**Problem to solve:** Using the thyroid cancer glossary, answer yes or no to each statement below and quote the words of the glossary that decide it. 1. Follicular thyroid cancer is the most common type of thyroid cancer. 2. Removing one lobe of the thyroid is called a partial thyroidectomy. 3. Thyroglobulin is made only by thyroid cells.

Start of Selected text

Follicular thyroid cancer: the second most common type of thyroid cancer.

Papillary thyroid cancer: the most common type of thyroid cancer.

Thyroidectomy: surgery to remove the entire thyroid gland. When the entire thyroid is removed it is termed a total thyroidectomy. When less is removed, such as in removal of a lobe, it is termed a partial thyroidectomy.

Total thyroidectomy: surgery to remove the entire thyroid gland.

Lobectomy: surgery to remove one lobe of the thyroid

Thyroglobulin: a protein made only by thyroid cells, both normal and cancerous. When all normal thyroid tissue is destroyed after radioactive iodine therapy in patients with thyroid cancer, thyroglobulin can be used as a thyroid cancer marker in patients that do not have thyroglobulin antibodies.

Radioactive iodine (RAI): this plays a valuable role in diagnosing and treating thyroid problems since it is taken up only by the thyroid gland. I-131 is the destructive form used to destroy thyroid tissue in the treatment of thyroid cancer and with an overactive thyroid.

Lymph node: bean-shaped organ that plays a role in removing what the body considers harmful, such as infections and cancer cells.

Cancer recurrence: this occurs when the cancer comes back after an initial treatment that was successful in destroying all detectable cancer at some point.

End of Selected text
Start of Data for review

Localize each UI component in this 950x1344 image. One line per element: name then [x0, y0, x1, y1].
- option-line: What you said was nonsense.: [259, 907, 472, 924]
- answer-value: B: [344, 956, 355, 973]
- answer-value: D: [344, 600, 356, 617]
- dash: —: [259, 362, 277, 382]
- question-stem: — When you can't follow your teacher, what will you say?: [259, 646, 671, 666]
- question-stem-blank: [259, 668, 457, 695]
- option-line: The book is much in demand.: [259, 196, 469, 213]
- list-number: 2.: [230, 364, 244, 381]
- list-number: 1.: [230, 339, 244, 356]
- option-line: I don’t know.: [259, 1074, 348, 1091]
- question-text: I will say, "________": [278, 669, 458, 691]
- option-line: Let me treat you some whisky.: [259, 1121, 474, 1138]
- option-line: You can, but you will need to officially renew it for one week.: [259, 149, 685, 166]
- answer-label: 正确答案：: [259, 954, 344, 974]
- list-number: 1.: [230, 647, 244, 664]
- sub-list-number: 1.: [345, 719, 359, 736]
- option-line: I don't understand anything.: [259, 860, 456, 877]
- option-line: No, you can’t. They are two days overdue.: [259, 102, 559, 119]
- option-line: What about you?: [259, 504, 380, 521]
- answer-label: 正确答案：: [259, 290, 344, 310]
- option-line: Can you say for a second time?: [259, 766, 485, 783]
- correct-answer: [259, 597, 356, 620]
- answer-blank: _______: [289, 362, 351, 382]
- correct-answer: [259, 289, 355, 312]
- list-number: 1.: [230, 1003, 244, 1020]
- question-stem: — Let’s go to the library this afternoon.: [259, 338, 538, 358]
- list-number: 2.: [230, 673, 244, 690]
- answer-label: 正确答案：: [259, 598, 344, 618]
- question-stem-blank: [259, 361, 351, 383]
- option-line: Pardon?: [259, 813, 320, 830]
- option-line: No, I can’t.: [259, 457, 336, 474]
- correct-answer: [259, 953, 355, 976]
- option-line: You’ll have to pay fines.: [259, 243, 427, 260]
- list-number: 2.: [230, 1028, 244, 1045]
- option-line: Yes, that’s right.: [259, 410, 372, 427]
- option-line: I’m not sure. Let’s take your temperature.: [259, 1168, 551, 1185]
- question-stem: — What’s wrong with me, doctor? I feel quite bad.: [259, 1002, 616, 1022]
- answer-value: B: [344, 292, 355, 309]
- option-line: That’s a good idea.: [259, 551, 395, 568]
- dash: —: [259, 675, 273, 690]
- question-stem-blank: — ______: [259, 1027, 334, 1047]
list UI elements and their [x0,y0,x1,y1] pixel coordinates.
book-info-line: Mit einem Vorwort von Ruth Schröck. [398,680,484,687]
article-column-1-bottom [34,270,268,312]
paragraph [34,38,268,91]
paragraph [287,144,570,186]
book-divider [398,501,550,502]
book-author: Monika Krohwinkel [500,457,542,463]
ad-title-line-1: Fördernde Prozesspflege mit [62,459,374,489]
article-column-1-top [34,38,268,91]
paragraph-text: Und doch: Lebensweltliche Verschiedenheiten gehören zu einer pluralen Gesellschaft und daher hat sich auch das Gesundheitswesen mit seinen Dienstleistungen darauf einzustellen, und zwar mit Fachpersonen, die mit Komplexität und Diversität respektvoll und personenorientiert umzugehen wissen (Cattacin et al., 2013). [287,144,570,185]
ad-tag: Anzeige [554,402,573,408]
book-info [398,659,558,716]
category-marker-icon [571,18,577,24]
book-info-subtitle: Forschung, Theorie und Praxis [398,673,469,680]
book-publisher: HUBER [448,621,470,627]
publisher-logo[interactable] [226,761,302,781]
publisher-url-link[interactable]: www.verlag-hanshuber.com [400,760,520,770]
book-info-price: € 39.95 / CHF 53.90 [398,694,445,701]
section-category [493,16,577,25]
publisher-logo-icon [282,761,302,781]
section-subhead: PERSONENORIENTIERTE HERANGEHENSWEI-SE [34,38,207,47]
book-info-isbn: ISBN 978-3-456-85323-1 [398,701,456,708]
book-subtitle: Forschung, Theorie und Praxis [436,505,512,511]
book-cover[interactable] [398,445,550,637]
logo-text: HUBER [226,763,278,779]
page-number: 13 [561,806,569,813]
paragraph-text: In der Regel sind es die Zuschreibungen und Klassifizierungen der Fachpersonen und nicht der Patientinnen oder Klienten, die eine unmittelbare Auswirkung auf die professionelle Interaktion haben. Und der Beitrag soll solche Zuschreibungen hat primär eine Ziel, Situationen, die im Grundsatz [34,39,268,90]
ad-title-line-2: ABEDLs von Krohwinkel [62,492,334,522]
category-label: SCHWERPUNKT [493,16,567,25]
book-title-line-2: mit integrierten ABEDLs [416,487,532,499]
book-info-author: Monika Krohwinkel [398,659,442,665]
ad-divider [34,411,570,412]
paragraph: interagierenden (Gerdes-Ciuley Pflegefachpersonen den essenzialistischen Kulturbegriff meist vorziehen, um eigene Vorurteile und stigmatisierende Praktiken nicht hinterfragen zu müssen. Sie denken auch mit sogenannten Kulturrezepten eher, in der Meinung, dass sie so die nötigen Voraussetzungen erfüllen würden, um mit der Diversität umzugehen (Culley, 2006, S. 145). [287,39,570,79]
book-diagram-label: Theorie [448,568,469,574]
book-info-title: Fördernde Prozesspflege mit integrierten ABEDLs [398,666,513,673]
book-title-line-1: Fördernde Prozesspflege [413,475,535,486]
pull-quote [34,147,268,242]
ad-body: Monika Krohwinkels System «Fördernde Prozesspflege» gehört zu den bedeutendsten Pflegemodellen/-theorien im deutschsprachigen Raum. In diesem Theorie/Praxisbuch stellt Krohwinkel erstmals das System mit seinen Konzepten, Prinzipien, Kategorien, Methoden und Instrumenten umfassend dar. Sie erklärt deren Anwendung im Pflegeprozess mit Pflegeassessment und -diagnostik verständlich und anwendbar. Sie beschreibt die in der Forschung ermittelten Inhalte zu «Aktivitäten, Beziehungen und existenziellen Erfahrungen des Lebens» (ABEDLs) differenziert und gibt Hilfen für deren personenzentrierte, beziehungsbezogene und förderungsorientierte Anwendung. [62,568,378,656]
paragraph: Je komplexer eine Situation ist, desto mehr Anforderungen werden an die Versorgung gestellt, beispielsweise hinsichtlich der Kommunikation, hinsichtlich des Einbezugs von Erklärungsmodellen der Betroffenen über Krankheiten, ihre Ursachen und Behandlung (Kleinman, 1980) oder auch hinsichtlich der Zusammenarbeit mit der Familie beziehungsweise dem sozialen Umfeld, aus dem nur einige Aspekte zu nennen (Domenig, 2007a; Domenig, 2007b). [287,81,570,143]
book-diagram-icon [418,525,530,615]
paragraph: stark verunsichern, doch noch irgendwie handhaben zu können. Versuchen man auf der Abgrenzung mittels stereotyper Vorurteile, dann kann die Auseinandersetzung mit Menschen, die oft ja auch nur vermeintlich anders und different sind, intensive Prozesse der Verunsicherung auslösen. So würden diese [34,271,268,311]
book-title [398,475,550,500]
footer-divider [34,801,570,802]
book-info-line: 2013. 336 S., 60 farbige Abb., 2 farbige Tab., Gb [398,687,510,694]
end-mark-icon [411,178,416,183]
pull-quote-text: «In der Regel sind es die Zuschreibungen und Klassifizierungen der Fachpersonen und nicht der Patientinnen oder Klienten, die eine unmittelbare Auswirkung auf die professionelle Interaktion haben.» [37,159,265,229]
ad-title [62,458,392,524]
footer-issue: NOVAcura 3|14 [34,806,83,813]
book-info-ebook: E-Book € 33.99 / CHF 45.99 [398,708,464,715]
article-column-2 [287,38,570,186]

End of Data for review

**Answer section:**
1. No: "Follicular thyroid cancer: the second most common type of thyroid cancer."
2. Yes: "When less is removed, such as in removal of a lobe, it is termed a partial thyroidectomy."
3. Yes: "Thyroglobulin: a protein made only by thyroid cells, both normal and cancerous."